Mutates each item of this iterator before yielding it.

Examples

use asparit::*;

let par_iter = (0..5).into_par_iter().update(|x| {
    *x *= 2;
});

let doubles: Vec<_> = par_iter.collect().exec();

assert_eq!(&doubles[..], &[0, 2, 4, 6, 8]);

pub fn filter<O>(self, operation: O) -> Filter<Self, O> where
    O: Fn(&Self::Item) -> bool + Clone + Send + 'a, 

Applies operation to each item of this iterator, producing a new iterator with only the items that gave true results.

Examples

use asparit::*;

let mut par_iter = (0..10).into_par_iter().filter(|x| x % 2 == 0);

let even_numbers: Vec<_> = par_iter.collect().exec();

assert_eq!(&even_numbers[..], &[0, 2, 4, 6, 8]);

pub fn filter_map<O, S>(self, operation: O) -> FilterMap<Self, O> where
    O: Fn(Self::Item) -> Option<S> + Clone + Send + 'a, 

Applies operation to each item of this iterator to get an Option, producing a new iterator with only the items from Some results.

Examples

use asparit::*;

let mut par_iter =
    (0..10)
        .into_par_iter()

Stored data entries:
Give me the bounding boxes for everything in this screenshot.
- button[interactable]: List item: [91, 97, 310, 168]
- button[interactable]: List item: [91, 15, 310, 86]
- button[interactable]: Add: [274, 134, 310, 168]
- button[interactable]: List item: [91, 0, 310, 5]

> **Objectives**:
(a) According to the asparit iterator documentation, which items does the new iterator from filter_map contain?
(b) Pick up the asparit iterator documentation at the point where it stops and keep writing.

> **Outputs in order**:
(a) Only the items from Some results.

(b)
        .filter_map(|x| if x % 2 == 0 { Some(x * 3) } else { None });

let even_numbers: Vec<_> = par_iter.collect().exec();

assert_eq!(&even_numbers[..], &[0, 6, 12, 18, 24]);

pub fn flat_map_iter<O, SI>(self, operation: O) -> FlatMapIter<Self, O> where
    O: Fn(Self::Item) -> SI + Clone + Send + 'a,
    SI: IntoIterator,
    SI::Item: Send, 

Applies operation to each item of this iterator to get nested serial iterators, producing a new parallel iterator that flattens these back into one.

flat_map_iter versus flat_map

These two methods are similar but behave slightly differently. With flat_map, each of the nested iterators must be a parallel iterator, and they will be further split up with nested parallelism. With flat_map_iter, each nested iterator is a sequential Iterator, and we only parallelize between them, while the items produced by each nested iterator are processed sequentially.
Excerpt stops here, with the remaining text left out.